What the exercise asks
Copy every line of the listing exactly.

━━━ Listed records

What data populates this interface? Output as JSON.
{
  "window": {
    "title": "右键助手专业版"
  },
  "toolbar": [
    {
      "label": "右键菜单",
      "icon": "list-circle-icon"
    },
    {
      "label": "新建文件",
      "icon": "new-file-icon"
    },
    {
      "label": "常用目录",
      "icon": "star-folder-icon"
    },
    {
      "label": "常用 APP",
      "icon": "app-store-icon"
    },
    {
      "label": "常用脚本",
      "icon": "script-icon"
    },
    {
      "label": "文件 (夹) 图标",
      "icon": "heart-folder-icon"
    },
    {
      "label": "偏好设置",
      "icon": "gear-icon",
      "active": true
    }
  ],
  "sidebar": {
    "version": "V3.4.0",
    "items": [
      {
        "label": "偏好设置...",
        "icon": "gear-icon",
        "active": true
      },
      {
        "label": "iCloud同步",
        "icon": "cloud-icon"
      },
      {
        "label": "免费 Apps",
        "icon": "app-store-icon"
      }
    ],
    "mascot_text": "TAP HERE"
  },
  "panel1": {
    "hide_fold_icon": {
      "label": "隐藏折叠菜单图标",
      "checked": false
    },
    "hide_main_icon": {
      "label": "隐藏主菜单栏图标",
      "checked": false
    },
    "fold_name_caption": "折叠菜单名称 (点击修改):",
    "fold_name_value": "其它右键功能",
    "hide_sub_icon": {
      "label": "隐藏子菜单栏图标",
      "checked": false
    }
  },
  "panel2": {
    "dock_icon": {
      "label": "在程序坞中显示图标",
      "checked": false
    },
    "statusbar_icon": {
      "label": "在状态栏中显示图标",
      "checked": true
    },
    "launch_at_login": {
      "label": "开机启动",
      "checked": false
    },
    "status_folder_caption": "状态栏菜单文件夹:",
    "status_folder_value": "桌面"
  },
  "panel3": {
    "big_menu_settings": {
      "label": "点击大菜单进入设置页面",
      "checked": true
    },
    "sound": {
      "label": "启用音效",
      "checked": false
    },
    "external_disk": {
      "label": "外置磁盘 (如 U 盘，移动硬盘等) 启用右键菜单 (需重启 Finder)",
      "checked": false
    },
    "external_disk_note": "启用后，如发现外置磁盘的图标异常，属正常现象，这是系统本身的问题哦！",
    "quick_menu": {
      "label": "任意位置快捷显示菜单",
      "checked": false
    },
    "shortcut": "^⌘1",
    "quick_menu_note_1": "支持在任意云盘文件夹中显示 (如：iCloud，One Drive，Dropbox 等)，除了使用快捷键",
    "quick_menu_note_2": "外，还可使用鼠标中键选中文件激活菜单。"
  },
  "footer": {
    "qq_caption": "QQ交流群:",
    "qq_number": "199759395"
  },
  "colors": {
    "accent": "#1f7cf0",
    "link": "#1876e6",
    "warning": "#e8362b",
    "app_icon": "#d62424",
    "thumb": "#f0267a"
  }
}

━━━━━━

Written solution
What data populates this interface? Output as JSON.
{
  "window": {
    "title": "右键助手专业版"
  },
  "toolbar": [
    {
      "label": "右键菜单",
      "icon": "list-circle-icon"
    },
    {
      "label": "新建文件",
      "icon": "new-file-icon"
    },
    {
      "label": "常用目录",
      "icon": "star-folder-icon"
    },
    {
      "label": "常用 APP",
      "icon": "app-store-icon"
    },
    {
      "label": "常用脚本",
      "icon": "script-icon"
    },
    {
      "label": "文件 (夹) 图标",
      "icon": "heart-folder-icon"
    },
    {
      "label": "偏好设置",
      "icon": "gear-icon",
      "active": true
    }
  ],
  "sidebar": {
    "version": "V3.4.0",
    "items": [
      {
        "label": "偏好设置...",
        "icon": "gear-icon",
        "active": true
      },
      {
        "label": "iCloud同步",
        "icon": "cloud-icon"
      },
      {
        "label": "免费 Apps",
        "icon": "app-store-icon"
      }
    ],
    "mascot_text": "TAP HERE"
  },
  "panel1": {
    "hide_fold_icon": {
      "label": "隐藏折叠菜单图标",
      "checked": false
    },
    "hide_main_icon": {
      "label": "隐藏主菜单栏图标",
      "checked": false
    },
    "fold_name_caption": "折叠菜单名称 (点击修改):",
    "fold_name_value": "其它右键功能",
    "hide_sub_icon": {
      "label": "隐藏子菜单栏图标",
      "checked": false
    }
  },
  "panel2": {
    "dock_icon": {
      "label": "在程序坞中显示图标",
      "checked": false
    },
    "statusbar_icon": {
      "label": "在状态栏中显示图标",
      "checked": true
    },
    "launch_at_login": {
      "label": "开机启动",
      "checked": false
    },
    "status_folder_caption": "状态栏菜单文件夹:",
    "status_folder_value": "桌面"
  },
  "panel3": {
    "big_menu_settings": {
      "label": "点击大菜单进入设置页面",
      "checked": true
    },
    "sound": {
      "label": "启用音效",
      "checked": false
    },
    "external_disk": {
      "label": "外置磁盘 (如 U 盘，移动硬盘等) 启用右键菜单 (需重启 Finder)",
      "checked": false
    },
    "external_disk_note": "启用后，如发现外置磁盘的图标异常，属正常现象，这是系统本身的问题哦！",
    "quick_menu": {
      "label": "任意位置快捷显示菜单",
      "checked": false
    },
    "shortcut": "^⌘1",
    "quick_menu_note_1": "支持在任意云盘文件夹中显示 (如：iCloud，One Drive，Dropbox 等)，除了使用快捷键",
    "quick_menu_note_2": "外，还可使用鼠标中键选中文件激活菜单。"
  },
  "footer": {
    "qq_caption": "QQ交流群:",
    "qq_number": "199759395"
  },
  "colors": {
    "accent": "#1f7cf0",
    "link": "#1876e6",
    "warning": "#e8362b",
    "app_icon": "#d62424",
    "thumb": "#f0267a"
  }
}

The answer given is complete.